[Listings of boxed layout items]
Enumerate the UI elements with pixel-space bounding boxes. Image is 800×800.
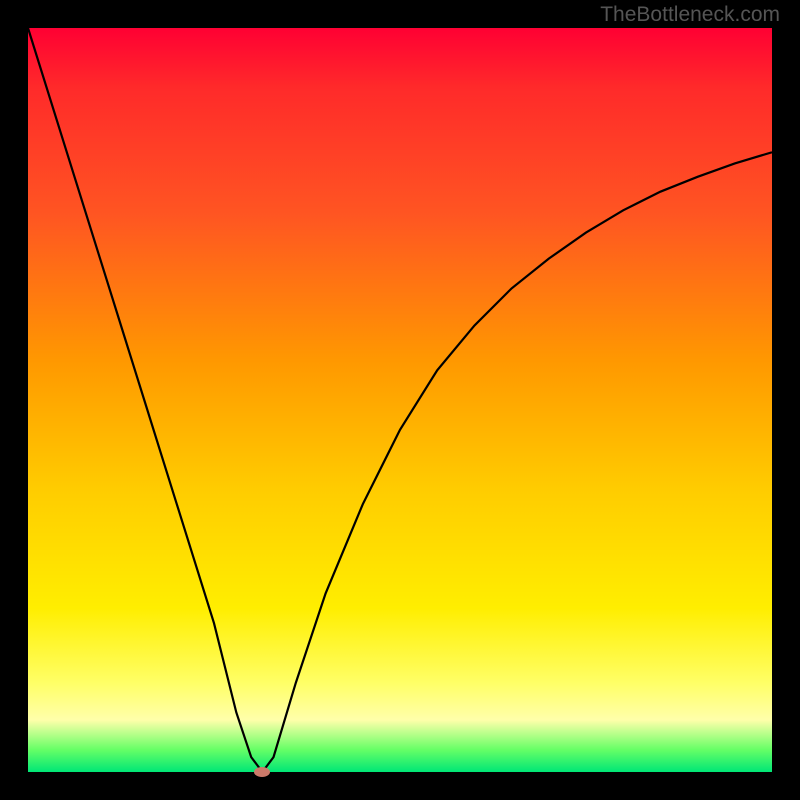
bottleneck-curve	[28, 28, 772, 772]
optimal-point-marker	[254, 767, 270, 777]
chart-container: TheBottleneck.com	[0, 0, 800, 800]
curve-svg	[28, 28, 772, 772]
plot-area	[28, 28, 772, 772]
watermark-text: TheBottleneck.com	[600, 3, 780, 27]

> _Request_
Rewrite the entries with "bounding boxes" changed to "coordinate boxes" and nothing else altered, omitting the pictures.

> _Task response_
Enumerate the UI elements with pixel-space coordinate boxes. Image is 800×800.
bottleneck-curve	[28, 28, 772, 772]
optimal-point-marker	[254, 767, 270, 777]
chart-container: TheBottleneck.com	[0, 0, 800, 800]
curve-svg	[28, 28, 772, 772]
plot-area	[28, 28, 772, 772]
watermark-text: TheBottleneck.com	[600, 3, 780, 27]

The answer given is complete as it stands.